-- start --

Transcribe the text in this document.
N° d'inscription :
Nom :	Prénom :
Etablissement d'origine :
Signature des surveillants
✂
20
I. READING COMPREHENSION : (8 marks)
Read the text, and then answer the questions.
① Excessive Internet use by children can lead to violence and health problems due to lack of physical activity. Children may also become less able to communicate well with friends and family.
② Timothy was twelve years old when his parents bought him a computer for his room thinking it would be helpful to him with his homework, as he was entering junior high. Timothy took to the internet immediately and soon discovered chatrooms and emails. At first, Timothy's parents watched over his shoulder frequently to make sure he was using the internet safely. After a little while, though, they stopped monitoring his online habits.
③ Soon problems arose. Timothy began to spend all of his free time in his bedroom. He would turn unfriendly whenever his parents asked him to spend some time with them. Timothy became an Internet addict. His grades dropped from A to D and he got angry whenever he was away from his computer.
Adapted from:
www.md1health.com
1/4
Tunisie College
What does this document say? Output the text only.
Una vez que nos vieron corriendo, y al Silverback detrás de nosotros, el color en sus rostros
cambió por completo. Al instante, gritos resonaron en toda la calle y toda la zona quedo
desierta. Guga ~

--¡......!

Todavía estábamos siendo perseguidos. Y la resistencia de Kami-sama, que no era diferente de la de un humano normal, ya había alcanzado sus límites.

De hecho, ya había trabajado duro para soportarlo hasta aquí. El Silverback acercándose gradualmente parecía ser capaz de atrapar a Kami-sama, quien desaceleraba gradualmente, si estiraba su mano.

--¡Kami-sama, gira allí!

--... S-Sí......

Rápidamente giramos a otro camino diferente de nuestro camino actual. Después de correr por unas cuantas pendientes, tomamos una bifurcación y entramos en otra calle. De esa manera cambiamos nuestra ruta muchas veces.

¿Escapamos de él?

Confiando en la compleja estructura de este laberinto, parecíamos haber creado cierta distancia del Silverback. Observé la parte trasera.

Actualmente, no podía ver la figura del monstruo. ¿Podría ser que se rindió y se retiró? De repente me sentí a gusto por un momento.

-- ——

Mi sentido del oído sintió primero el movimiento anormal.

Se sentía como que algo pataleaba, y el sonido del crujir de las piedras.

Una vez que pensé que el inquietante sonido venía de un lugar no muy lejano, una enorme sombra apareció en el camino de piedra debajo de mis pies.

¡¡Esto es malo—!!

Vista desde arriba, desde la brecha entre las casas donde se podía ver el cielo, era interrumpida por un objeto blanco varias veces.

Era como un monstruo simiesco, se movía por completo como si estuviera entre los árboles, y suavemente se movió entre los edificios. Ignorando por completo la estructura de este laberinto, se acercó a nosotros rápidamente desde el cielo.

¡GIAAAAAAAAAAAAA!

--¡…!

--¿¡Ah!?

-- end --

**EXERCISE OBJECTIVE**
Extract all of the data above and output it character for character.

**SOLUTION FOR THIS TASK**
Transcribe the text in this document.
N° d'inscription :
Nom :	Prénom :
Etablissement d'origine :
Signature des surveillants
✂
20
I. READING COMPREHENSION : (8 marks)
Read the text, and then answer the questions.
① Excessive Internet use by children can lead to violence and health problems due to lack of physical activity. Children may also become less able to communicate well with friends and family.
② Timothy was twelve years old when his parents bought him a computer for his room thinking it would be helpful to him with his homework, as he was entering junior high. Timothy took to the internet immediately and soon discovered chatrooms and emails. At first, Timothy's parents watched over his shoulder frequently to make sure he was using the internet safely. After a little while, though, they stopped monitoring his online habits.
③ Soon problems arose. Timothy began to spend all of his free time in his bedroom. He would turn unfriendly whenever his parents asked him to spend some time with them. Timothy became an Internet addict. His grades dropped from A to D and he got angry whenever he was away from his computer.
Adapted from:
www.md1health.com
1/4
Tunisie College
What does this document say? Output the text only.
Una vez que nos vieron corriendo, y al Silverback detrás de nosotros, el color en sus rostros
cambió por completo. Al instante, gritos resonaron en toda la calle y toda la zona quedo
desierta. Guga ~

--¡......!

Todavía estábamos siendo perseguidos. Y la resistencia de Kami-sama, que no era diferente de la de un humano normal, ya había alcanzado sus límites.

De hecho, ya había trabajado duro para soportarlo hasta aquí. El Silverback acercándose gradualmente parecía ser capaz de atrapar a Kami-sama, quien desaceleraba gradualmente, si estiraba su mano.

--¡Kami-sama, gira allí!

--... S-Sí......

Rápidamente giramos a otro camino diferente de nuestro camino actual. Después de correr por unas cuantas pendientes, tomamos una bifurcación y entramos en otra calle. De esa manera cambiamos nuestra ruta muchas veces.

¿Escapamos de él?

Confiando en la compleja estructura de este laberinto, parecíamos haber creado cierta distancia del Silverback. Observé la parte trasera.

Actualmente, no podía ver la figura del monstruo. ¿Podría ser que se rindió y se retiró? De repente me sentí a gusto por un momento.

-- ——

Mi sentido del oído sintió primero el movimiento anormal.

Se sentía como que algo pataleaba, y el sonido del crujir de las piedras.

Una vez que pensé que el inquietante sonido venía de un lugar no muy lejano, una enorme sombra apareció en el camino de piedra debajo de mis pies.

¡¡Esto es malo—!!

Vista desde arriba, desde la brecha entre las casas donde se podía ver el cielo, era interrumpida por un objeto blanco varias veces.

Era como un monstruo simiesco, se movía por completo como si estuviera entre los árboles, y suavemente se movió entre los edificios. Ignorando por completo la estructura de este laberinto, se acercó a nosotros rápidamente desde el cielo.

¡GIAAAAAAAAAAAAA!

--¡…!

--¿¡Ah!?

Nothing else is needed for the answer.